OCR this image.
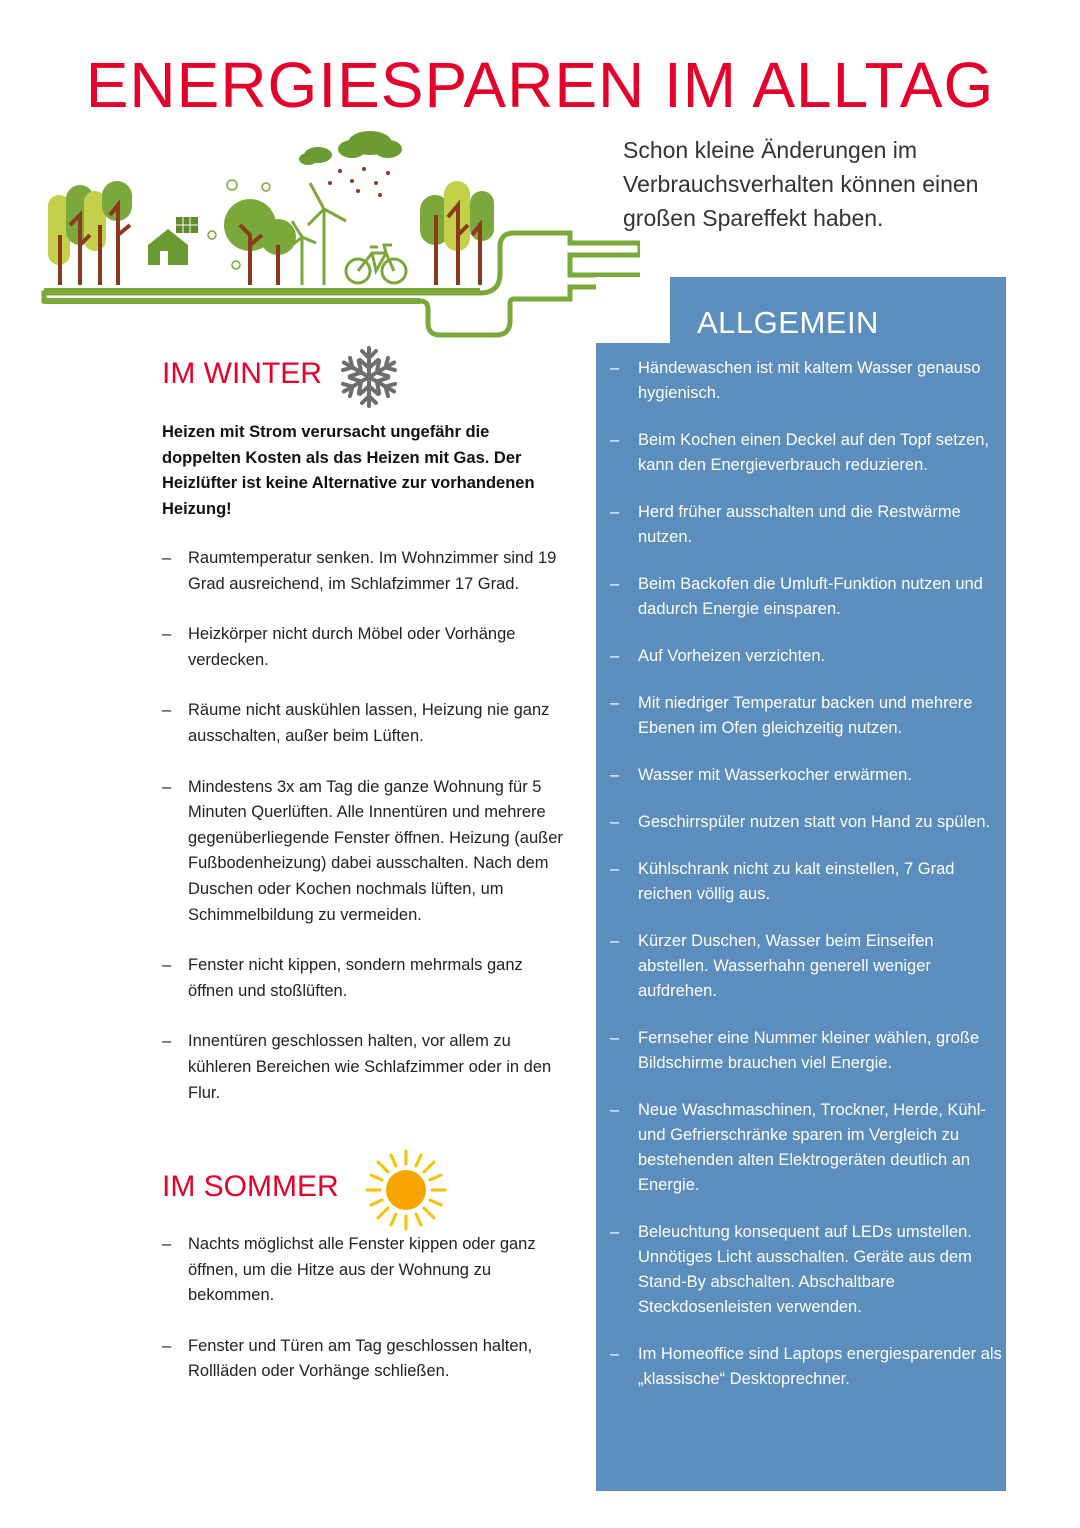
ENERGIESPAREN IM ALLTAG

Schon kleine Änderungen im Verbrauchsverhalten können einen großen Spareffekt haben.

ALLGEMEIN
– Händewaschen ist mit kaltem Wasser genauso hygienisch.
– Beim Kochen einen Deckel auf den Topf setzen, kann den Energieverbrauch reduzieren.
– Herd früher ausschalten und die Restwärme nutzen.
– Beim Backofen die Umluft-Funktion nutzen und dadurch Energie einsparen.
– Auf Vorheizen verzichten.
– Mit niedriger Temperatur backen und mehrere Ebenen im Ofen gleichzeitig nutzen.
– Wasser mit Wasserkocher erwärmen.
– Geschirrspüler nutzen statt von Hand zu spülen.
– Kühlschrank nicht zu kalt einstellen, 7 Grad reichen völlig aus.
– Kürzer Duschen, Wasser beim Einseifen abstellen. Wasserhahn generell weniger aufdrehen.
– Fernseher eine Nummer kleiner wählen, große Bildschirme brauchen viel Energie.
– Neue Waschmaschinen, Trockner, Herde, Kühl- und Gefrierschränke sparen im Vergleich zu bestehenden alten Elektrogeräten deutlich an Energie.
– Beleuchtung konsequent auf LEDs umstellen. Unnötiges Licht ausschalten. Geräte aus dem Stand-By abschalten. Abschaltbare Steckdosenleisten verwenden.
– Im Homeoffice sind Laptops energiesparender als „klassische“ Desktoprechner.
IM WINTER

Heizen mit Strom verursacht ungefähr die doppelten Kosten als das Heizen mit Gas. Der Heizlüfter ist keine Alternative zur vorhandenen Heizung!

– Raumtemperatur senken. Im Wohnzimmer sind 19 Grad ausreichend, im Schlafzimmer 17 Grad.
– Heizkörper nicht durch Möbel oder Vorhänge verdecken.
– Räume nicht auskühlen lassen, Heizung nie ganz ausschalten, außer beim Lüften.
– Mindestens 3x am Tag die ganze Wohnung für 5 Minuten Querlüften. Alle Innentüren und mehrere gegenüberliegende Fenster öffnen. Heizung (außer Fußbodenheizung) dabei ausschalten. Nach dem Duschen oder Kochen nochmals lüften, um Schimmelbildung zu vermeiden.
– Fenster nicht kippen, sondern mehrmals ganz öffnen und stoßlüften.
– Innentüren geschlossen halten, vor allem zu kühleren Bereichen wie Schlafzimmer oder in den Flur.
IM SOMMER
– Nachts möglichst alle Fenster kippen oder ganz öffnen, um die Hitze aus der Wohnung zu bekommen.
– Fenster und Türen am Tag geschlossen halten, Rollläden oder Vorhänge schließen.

▸ **GIVEN TASK**:
Copy every line in the records above that contains the word "öffnen".

▸ **PROBLEM SOLUTION**:
– Mindestens 3x am Tag die ganze Wohnung für 5 Minuten Querlüften. Alle Innentüren und mehrere gegenüberliegende Fenster öffnen. Heizung (außer Fußbodenheizung) dabei ausschalten. Nach dem Duschen oder Kochen nochmals lüften, um Schimmelbildung zu vermeiden.
– Fenster nicht kippen, sondern mehrmals ganz öffnen und stoßlüften.
– Nachts möglichst alle Fenster kippen oder ganz öffnen, um die Hitze aus der Wohnung zu bekommen.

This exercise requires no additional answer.